GOAL OF THE EXERCISE: Return every record verbatim.

⁂

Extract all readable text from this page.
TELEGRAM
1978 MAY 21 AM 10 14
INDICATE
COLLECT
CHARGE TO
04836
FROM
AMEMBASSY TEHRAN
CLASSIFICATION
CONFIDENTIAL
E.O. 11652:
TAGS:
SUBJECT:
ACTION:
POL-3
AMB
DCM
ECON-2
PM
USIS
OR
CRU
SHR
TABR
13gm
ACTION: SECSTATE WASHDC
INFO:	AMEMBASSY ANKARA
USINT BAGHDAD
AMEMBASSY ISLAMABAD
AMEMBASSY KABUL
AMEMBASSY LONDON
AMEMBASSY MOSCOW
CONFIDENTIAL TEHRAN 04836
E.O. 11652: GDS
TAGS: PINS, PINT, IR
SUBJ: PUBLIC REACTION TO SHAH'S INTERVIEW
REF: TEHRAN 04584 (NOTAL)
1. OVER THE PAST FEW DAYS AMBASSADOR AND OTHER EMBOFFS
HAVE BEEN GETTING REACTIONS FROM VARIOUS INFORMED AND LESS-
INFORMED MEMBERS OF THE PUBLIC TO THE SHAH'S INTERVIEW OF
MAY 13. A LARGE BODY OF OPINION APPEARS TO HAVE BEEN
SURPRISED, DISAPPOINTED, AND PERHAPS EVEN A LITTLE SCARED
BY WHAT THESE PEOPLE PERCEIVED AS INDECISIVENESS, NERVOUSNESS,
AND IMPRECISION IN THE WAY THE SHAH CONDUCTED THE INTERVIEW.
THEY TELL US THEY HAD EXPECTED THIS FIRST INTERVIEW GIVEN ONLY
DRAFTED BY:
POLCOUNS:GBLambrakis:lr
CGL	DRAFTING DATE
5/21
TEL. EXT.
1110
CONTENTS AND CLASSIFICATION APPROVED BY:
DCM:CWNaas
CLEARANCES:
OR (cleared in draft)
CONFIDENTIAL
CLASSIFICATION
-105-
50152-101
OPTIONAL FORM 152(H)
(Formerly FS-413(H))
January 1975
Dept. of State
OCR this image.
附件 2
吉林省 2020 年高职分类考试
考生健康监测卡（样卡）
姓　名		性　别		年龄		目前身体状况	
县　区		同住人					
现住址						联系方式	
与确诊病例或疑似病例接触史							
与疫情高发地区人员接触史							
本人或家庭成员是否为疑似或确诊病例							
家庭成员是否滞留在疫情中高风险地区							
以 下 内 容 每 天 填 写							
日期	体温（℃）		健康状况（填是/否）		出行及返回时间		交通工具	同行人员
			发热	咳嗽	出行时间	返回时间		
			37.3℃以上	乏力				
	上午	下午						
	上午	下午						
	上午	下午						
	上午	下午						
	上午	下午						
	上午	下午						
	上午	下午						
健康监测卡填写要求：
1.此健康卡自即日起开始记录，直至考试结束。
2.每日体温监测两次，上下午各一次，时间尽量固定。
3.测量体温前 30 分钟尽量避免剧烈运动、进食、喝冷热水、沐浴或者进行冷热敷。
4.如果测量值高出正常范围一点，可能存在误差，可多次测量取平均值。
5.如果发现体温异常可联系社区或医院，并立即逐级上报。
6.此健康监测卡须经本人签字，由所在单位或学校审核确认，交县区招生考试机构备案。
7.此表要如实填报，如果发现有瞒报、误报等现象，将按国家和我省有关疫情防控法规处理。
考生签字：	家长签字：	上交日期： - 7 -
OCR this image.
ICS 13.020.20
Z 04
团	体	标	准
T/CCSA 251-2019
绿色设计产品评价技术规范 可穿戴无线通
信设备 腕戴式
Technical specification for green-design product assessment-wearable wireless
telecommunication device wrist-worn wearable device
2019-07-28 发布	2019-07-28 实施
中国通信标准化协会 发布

⁂

RESPONSE FOR THIS EXERCISE:
Extract all readable text from this page.
TELEGRAM
1978 MAY 21 AM 10 14
INDICATE
COLLECT
CHARGE TO
04836
FROM
AMEMBASSY TEHRAN
CLASSIFICATION
CONFIDENTIAL
E.O. 11652:
TAGS:
SUBJECT:
ACTION:
POL-3
AMB
DCM
ECON-2
PM
USIS
OR
CRU
SHR
TABR
13gm
ACTION: SECSTATE WASHDC
INFO:	AMEMBASSY ANKARA
USINT BAGHDAD
AMEMBASSY ISLAMABAD
AMEMBASSY KABUL
AMEMBASSY LONDON
AMEMBASSY MOSCOW
CONFIDENTIAL TEHRAN 04836
E.O. 11652: GDS
TAGS: PINS, PINT, IR
SUBJ: PUBLIC REACTION TO SHAH'S INTERVIEW
REF: TEHRAN 04584 (NOTAL)
1. OVER THE PAST FEW DAYS AMBASSADOR AND OTHER EMBOFFS
HAVE BEEN GETTING REACTIONS FROM VARIOUS INFORMED AND LESS-
INFORMED MEMBERS OF THE PUBLIC TO THE SHAH'S INTERVIEW OF
MAY 13. A LARGE BODY OF OPINION APPEARS TO HAVE BEEN
SURPRISED, DISAPPOINTED, AND PERHAPS EVEN A LITTLE SCARED
BY WHAT THESE PEOPLE PERCEIVED AS INDECISIVENESS, NERVOUSNESS,
AND IMPRECISION IN THE WAY THE SHAH CONDUCTED THE INTERVIEW.
THEY TELL US THEY HAD EXPECTED THIS FIRST INTERVIEW GIVEN ONLY
DRAFTED BY:
POLCOUNS:GBLambrakis:lr
CGL	DRAFTING DATE
5/21
TEL. EXT.
1110
CONTENTS AND CLASSIFICATION APPROVED BY:
DCM:CWNaas
CLEARANCES:
OR (cleared in draft)
CONFIDENTIAL
CLASSIFICATION
-105-
50152-101
OPTIONAL FORM 152(H)
(Formerly FS-413(H))
January 1975
Dept. of State
OCR this image.
附件 2
吉林省 2020 年高职分类考试
考生健康监测卡（样卡）
姓　名		性　别		年龄		目前身体状况	
县　区		同住人					
现住址						联系方式	
与确诊病例或疑似病例接触史							
与疫情高发地区人员接触史							
本人或家庭成员是否为疑似或确诊病例							
家庭成员是否滞留在疫情中高风险地区							
以 下 内 容 每 天 填 写							
日期	体温（℃）		健康状况（填是/否）		出行及返回时间		交通工具	同行人员
			发热	咳嗽	出行时间	返回时间		
			37.3℃以上	乏力				
	上午	下午						
	上午	下午						
	上午	下午						
	上午	下午						
	上午	下午						
	上午	下午						
	上午	下午						
健康监测卡填写要求：
1.此健康卡自即日起开始记录，直至考试结束。
2.每日体温监测两次，上下午各一次，时间尽量固定。
3.测量体温前 30 分钟尽量避免剧烈运动、进食、喝冷热水、沐浴或者进行冷热敷。
4.如果测量值高出正常范围一点，可能存在误差，可多次测量取平均值。
5.如果发现体温异常可联系社区或医院，并立即逐级上报。
6.此健康监测卡须经本人签字，由所在单位或学校审核确认，交县区招生考试机构备案。
7.此表要如实填报，如果发现有瞒报、误报等现象，将按国家和我省有关疫情防控法规处理。
考生签字：	家长签字：	上交日期： - 7 -
OCR this image.
ICS 13.020.20
Z 04
团	体	标	准
T/CCSA 251-2019
绿色设计产品评价技术规范 可穿戴无线通
信设备 腕戴式
Technical specification for green-design product assessment-wearable wireless
telecommunication device wrist-worn wearable device
2019-07-28 发布	2019-07-28 实施
中国通信标准化协会 发布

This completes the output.